### [Problem]
For every line in the records that has the word "screenshot", make a copy.

### [Dataset]
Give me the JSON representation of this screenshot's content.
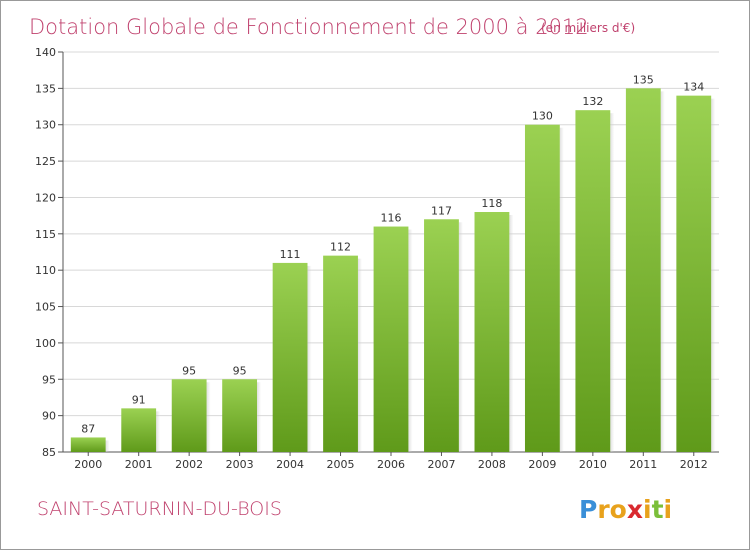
{
  "chart_data": {
    "type": "bar",
    "title": "Dotation Globale de Fonctionnement de 2000 à 2012",
    "subtitle": "(en milliers d'€)",
    "categories": [
      "2000",
      "2001",
      "2002",
      "2003",
      "2004",
      "2005",
      "2006",
      "2007",
      "2008",
      "2009",
      "2010",
      "2011",
      "2012"
    ],
    "values": [
      87,
      91,
      95,
      95,
      111,
      112,
      116,
      117,
      118,
      130,
      132,
      135,
      134
    ],
    "data_labels": [
      "87",
      "91",
      "95",
      "95",
      "111",
      "112",
      "116",
      "117",
      "118",
      "130",
      "132",
      "135",
      "134"
    ],
    "ylim": [
      85,
      140
    ],
    "yticks": [
      85,
      90,
      95,
      100,
      105,
      110,
      115,
      120,
      125,
      130,
      135,
      140
    ],
    "ytick_labels": [
      "85",
      "90",
      "95",
      "100",
      "105",
      "110",
      "115",
      "120",
      "125",
      "130",
      "135",
      "140"
    ],
    "grid": true,
    "bar_color_top": "#9bd152",
    "bar_color_bottom": "#5f9a1a"
  },
  "footer": {
    "location": "SAINT-SATURNIN-DU-BOIS",
    "brand_letters": [
      "P",
      "r",
      "o",
      "x",
      "i",
      "t",
      "i"
    ],
    "brand_colors": [
      "#3a8fd8",
      "#e8a21c",
      "#e8a21c",
      "#d9292f",
      "#e8a21c",
      "#7bbf3a",
      "#e8a21c"
    ]
  }
}
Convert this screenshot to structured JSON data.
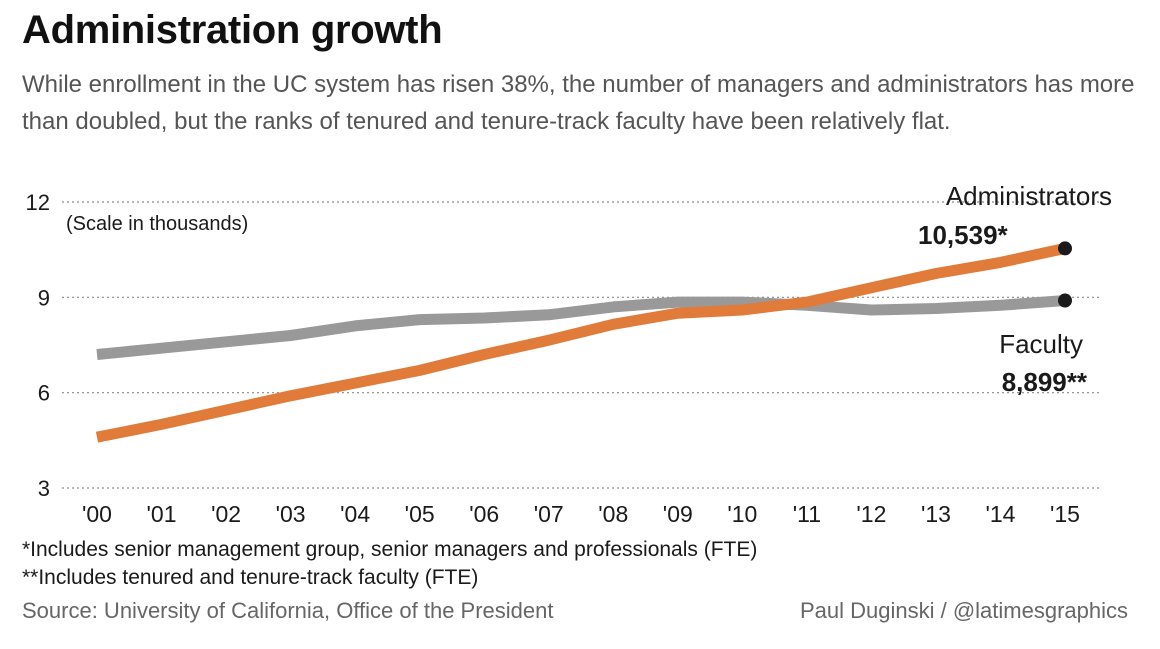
{
  "header": {
    "title": "Administration growth",
    "subtitle": "While enrollment in the UC system has risen 38%, the number of managers and administrators has more than doubled, but the ranks of tenured and tenure-track faculty have been relatively flat."
  },
  "chart_data": {
    "type": "line",
    "scale_note": "(Scale in thousands)",
    "categories": [
      "'00",
      "'01",
      "'02",
      "'03",
      "'04",
      "'05",
      "'06",
      "'07",
      "'08",
      "'09",
      "'10",
      "'11",
      "'12",
      "'13",
      "'14",
      "'15"
    ],
    "ylim": [
      3,
      12
    ],
    "yticks": [
      3,
      6,
      9,
      12
    ],
    "grid": "horizontal dotted",
    "series": [
      {
        "name": "Faculty",
        "value_label": "8,899**",
        "color": "#999999",
        "values": [
          7.2,
          7.4,
          7.6,
          7.8,
          8.1,
          8.3,
          8.35,
          8.45,
          8.7,
          8.85,
          8.85,
          8.75,
          8.6,
          8.65,
          8.75,
          8.899
        ]
      },
      {
        "name": "Administrators",
        "value_label": "10,539*",
        "color": "#e07b39",
        "values": [
          4.6,
          5.0,
          5.45,
          5.9,
          6.3,
          6.7,
          7.2,
          7.65,
          8.15,
          8.5,
          8.6,
          8.85,
          9.3,
          9.75,
          10.1,
          10.539
        ]
      }
    ]
  },
  "footer": {
    "note1": "*Includes senior management group, senior managers and professionals (FTE)",
    "note2": "**Includes tenured and tenure-track faculty (FTE)",
    "source": "Source: University of California, Office of the President",
    "credit": "Paul Duginski / @latimesgraphics"
  }
}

### [Solution to the exercise]
Give me the JSON representation of this screenshot's content.
Convert this screenshot to structured JSON data.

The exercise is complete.